- [INFORMATION SUPPLIED]:
_ _ _
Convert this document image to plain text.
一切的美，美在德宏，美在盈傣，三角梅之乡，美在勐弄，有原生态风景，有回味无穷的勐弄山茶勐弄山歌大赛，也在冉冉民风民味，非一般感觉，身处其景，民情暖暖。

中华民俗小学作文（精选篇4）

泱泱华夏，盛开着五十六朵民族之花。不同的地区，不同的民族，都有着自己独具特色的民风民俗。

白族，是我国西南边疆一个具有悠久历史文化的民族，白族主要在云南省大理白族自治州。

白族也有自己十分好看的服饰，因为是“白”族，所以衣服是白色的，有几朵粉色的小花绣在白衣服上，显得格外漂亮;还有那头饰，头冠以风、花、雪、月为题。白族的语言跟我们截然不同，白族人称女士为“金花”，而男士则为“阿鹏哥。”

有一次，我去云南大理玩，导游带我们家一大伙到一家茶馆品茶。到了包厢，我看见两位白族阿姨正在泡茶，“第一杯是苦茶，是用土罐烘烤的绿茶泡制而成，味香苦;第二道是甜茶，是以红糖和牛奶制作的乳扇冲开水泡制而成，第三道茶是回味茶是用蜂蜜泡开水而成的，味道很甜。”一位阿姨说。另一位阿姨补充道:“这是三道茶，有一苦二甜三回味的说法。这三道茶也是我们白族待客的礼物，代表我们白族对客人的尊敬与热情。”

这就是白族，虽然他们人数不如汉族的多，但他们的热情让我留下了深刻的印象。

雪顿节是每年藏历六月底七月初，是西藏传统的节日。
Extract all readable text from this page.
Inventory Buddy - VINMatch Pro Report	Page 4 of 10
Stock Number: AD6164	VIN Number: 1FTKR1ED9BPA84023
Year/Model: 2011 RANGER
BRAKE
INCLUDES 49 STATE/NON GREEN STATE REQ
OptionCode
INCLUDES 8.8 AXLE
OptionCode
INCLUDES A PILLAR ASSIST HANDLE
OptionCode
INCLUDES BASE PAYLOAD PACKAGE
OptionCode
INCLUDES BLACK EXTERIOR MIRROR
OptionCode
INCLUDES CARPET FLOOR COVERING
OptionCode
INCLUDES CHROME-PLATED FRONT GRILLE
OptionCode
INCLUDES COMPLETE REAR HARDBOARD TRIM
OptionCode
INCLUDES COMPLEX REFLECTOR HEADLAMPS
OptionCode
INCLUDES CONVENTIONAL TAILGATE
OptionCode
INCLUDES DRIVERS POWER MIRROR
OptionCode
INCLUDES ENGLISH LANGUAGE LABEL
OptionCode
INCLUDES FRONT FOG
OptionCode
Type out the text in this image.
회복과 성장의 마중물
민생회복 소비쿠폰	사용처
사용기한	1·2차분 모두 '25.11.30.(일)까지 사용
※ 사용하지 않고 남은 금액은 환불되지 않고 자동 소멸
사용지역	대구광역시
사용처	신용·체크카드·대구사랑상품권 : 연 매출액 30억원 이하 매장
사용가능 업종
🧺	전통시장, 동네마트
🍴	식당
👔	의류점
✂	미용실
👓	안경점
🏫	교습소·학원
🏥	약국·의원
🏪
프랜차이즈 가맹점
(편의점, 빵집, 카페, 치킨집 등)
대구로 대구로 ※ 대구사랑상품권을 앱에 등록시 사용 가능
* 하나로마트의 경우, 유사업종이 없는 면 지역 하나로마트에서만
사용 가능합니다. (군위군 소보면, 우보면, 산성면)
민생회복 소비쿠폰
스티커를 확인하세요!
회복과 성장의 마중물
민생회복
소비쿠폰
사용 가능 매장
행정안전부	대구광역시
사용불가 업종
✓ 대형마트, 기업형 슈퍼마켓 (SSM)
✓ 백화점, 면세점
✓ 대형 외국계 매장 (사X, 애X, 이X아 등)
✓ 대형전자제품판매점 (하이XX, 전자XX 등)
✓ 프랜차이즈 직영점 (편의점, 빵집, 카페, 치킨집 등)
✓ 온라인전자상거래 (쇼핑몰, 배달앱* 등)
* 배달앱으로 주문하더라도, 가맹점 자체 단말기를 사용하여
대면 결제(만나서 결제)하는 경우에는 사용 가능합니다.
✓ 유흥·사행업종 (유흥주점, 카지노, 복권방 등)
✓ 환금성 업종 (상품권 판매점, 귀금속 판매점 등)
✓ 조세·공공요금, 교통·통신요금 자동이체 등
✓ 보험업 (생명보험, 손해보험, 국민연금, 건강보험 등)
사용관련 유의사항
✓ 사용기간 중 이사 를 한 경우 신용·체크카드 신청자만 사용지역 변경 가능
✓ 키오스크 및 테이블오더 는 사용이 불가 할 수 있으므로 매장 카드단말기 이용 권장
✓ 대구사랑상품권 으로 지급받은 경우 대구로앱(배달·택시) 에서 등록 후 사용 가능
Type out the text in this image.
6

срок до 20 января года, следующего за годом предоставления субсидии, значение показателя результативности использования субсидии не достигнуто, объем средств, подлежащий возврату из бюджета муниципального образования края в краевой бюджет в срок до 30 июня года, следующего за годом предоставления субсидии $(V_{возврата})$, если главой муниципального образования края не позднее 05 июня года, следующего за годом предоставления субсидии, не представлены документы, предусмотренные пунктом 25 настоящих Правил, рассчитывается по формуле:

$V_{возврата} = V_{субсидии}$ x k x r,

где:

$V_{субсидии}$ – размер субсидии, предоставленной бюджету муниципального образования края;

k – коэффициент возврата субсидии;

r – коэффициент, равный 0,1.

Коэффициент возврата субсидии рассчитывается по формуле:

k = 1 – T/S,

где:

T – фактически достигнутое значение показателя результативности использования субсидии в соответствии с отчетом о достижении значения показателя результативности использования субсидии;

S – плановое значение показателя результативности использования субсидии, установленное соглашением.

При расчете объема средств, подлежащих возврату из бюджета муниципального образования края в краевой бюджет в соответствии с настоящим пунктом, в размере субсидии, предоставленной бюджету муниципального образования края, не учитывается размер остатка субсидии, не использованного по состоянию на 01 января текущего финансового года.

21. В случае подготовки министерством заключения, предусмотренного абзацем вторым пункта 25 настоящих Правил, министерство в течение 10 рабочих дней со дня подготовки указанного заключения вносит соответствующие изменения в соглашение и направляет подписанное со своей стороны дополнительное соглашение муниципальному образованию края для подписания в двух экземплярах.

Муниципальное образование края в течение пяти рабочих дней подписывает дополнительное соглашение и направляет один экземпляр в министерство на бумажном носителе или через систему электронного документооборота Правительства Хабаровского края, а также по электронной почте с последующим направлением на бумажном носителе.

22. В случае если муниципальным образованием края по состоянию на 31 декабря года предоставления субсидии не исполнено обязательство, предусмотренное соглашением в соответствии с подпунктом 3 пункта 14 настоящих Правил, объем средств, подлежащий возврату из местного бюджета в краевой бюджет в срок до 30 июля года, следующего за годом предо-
_ _ _
- [DESCRIPTION OF THE TASK]:
Copy the entries above exactly, leaving none out.

- [CORRECT OUTPUT]:
Convert this document image to plain text.
一切的美，美在德宏，美在盈傣，三角梅之乡，美在勐弄，有原生态风景，有回味无穷的勐弄山茶勐弄山歌大赛，也在冉冉民风民味，非一般感觉，身处其景，民情暖暖。

中华民俗小学作文（精选篇4）

泱泱华夏，盛开着五十六朵民族之花。不同的地区，不同的民族，都有着自己独具特色的民风民俗。

白族，是我国西南边疆一个具有悠久历史文化的民族，白族主要在云南省大理白族自治州。

白族也有自己十分好看的服饰，因为是“白”族，所以衣服是白色的，有几朵粉色的小花绣在白衣服上，显得格外漂亮;还有那头饰，头冠以风、花、雪、月为题。白族的语言跟我们截然不同，白族人称女士为“金花”，而男士则为“阿鹏哥。”

有一次，我去云南大理玩，导游带我们家一大伙到一家茶馆品茶。到了包厢，我看见两位白族阿姨正在泡茶，“第一杯是苦茶，是用土罐烘烤的绿茶泡制而成，味香苦;第二道是甜茶，是以红糖和牛奶制作的乳扇冲开水泡制而成，第三道茶是回味茶是用蜂蜜泡开水而成的，味道很甜。”一位阿姨说。另一位阿姨补充道:“这是三道茶，有一苦二甜三回味的说法。这三道茶也是我们白族待客的礼物，代表我们白族对客人的尊敬与热情。”

这就是白族，虽然他们人数不如汉族的多，但他们的热情让我留下了深刻的印象。

雪顿节是每年藏历六月底七月初，是西藏传统的节日。
Extract all readable text from this page.
Inventory Buddy - VINMatch Pro Report	Page 4 of 10
Stock Number: AD6164	VIN Number: 1FTKR1ED9BPA84023
Year/Model: 2011 RANGER
BRAKE
INCLUDES 49 STATE/NON GREEN STATE REQ
OptionCode
INCLUDES 8.8 AXLE
OptionCode
INCLUDES A PILLAR ASSIST HANDLE
OptionCode
INCLUDES BASE PAYLOAD PACKAGE
OptionCode
INCLUDES BLACK EXTERIOR MIRROR
OptionCode
INCLUDES CARPET FLOOR COVERING
OptionCode
INCLUDES CHROME-PLATED FRONT GRILLE
OptionCode
INCLUDES COMPLETE REAR HARDBOARD TRIM
OptionCode
INCLUDES COMPLEX REFLECTOR HEADLAMPS
OptionCode
INCLUDES CONVENTIONAL TAILGATE
OptionCode
INCLUDES DRIVERS POWER MIRROR
OptionCode
INCLUDES ENGLISH LANGUAGE LABEL
OptionCode
INCLUDES FRONT FOG
OptionCode
Type out the text in this image.
회복과 성장의 마중물
민생회복 소비쿠폰	사용처
사용기한	1·2차분 모두 '25.11.30.(일)까지 사용
※ 사용하지 않고 남은 금액은 환불되지 않고 자동 소멸
사용지역	대구광역시
사용처	신용·체크카드·대구사랑상품권 : 연 매출액 30억원 이하 매장
사용가능 업종
🧺	전통시장, 동네마트
🍴	식당
👔	의류점
✂	미용실
👓	안경점
🏫	교습소·학원
🏥	약국·의원
🏪
프랜차이즈 가맹점
(편의점, 빵집, 카페, 치킨집 등)
대구로 대구로 ※ 대구사랑상품권을 앱에 등록시 사용 가능
* 하나로마트의 경우, 유사업종이 없는 면 지역 하나로마트에서만
사용 가능합니다. (군위군 소보면, 우보면, 산성면)
민생회복 소비쿠폰
스티커를 확인하세요!
회복과 성장의 마중물
민생회복
소비쿠폰
사용 가능 매장
행정안전부	대구광역시
사용불가 업종
✓ 대형마트, 기업형 슈퍼마켓 (SSM)
✓ 백화점, 면세점
✓ 대형 외국계 매장 (사X, 애X, 이X아 등)
✓ 대형전자제품판매점 (하이XX, 전자XX 등)
✓ 프랜차이즈 직영점 (편의점, 빵집, 카페, 치킨집 등)
✓ 온라인전자상거래 (쇼핑몰, 배달앱* 등)
* 배달앱으로 주문하더라도, 가맹점 자체 단말기를 사용하여
대면 결제(만나서 결제)하는 경우에는 사용 가능합니다.
✓ 유흥·사행업종 (유흥주점, 카지노, 복권방 등)
✓ 환금성 업종 (상품권 판매점, 귀금속 판매점 등)
✓ 조세·공공요금, 교통·통신요금 자동이체 등
✓ 보험업 (생명보험, 손해보험, 국민연금, 건강보험 등)
사용관련 유의사항
✓ 사용기간 중 이사 를 한 경우 신용·체크카드 신청자만 사용지역 변경 가능
✓ 키오스크 및 테이블오더 는 사용이 불가 할 수 있으므로 매장 카드단말기 이용 권장
✓ 대구사랑상품권 으로 지급받은 경우 대구로앱(배달·택시) 에서 등록 후 사용 가능
Type out the text in this image.
6

срок до 20 января года, следующего за годом предоставления субсидии, значение показателя результативности использования субсидии не достигнуто, объем средств, подлежащий возврату из бюджета муниципального образования края в краевой бюджет в срок до 30 июня года, следующего за годом предоставления субсидии $(V_{возврата})$, если главой муниципального образования края не позднее 05 июня года, следующего за годом предоставления субсидии, не представлены документы, предусмотренные пунктом 25 настоящих Правил, рассчитывается по формуле:

$V_{возврата} = V_{субсидии}$ x k x r,

где:

$V_{субсидии}$ – размер субсидии, предоставленной бюджету муниципального образования края;

k – коэффициент возврата субсидии;

r – коэффициент, равный 0,1.

Коэффициент возврата субсидии рассчитывается по формуле:

k = 1 – T/S,

где:

T – фактически достигнутое значение показателя результативности использования субсидии в соответствии с отчетом о достижении значения показателя результативности использования субсидии;

S – плановое значение показателя результативности использования субсидии, установленное соглашением.

При расчете объема средств, подлежащих возврату из бюджета муниципального образования края в краевой бюджет в соответствии с настоящим пунктом, в размере субсидии, предоставленной бюджету муниципального образования края, не учитывается размер остатка субсидии, не использованного по состоянию на 01 января текущего финансового года.

21. В случае подготовки министерством заключения, предусмотренного абзацем вторым пункта 25 настоящих Правил, министерство в течение 10 рабочих дней со дня подготовки указанного заключения вносит соответствующие изменения в соглашение и направляет подписанное со своей стороны дополнительное соглашение муниципальному образованию края для подписания в двух экземплярах.

Муниципальное образование края в течение пяти рабочих дней подписывает дополнительное соглашение и направляет один экземпляр в министерство на бумажном носителе или через систему электронного документооборота Правительства Хабаровского края, а также по электронной почте с последующим направлением на бумажном носителе.

22. В случае если муниципальным образованием края по состоянию на 31 декабря года предоставления субсидии не исполнено обязательство, предусмотренное соглашением в соответствии с подпунктом 3 пункта 14 настоящих Правил, объем средств, подлежащий возврату из местного бюджета в краевой бюджет в срок до 30 июля года, следующего за годом предо-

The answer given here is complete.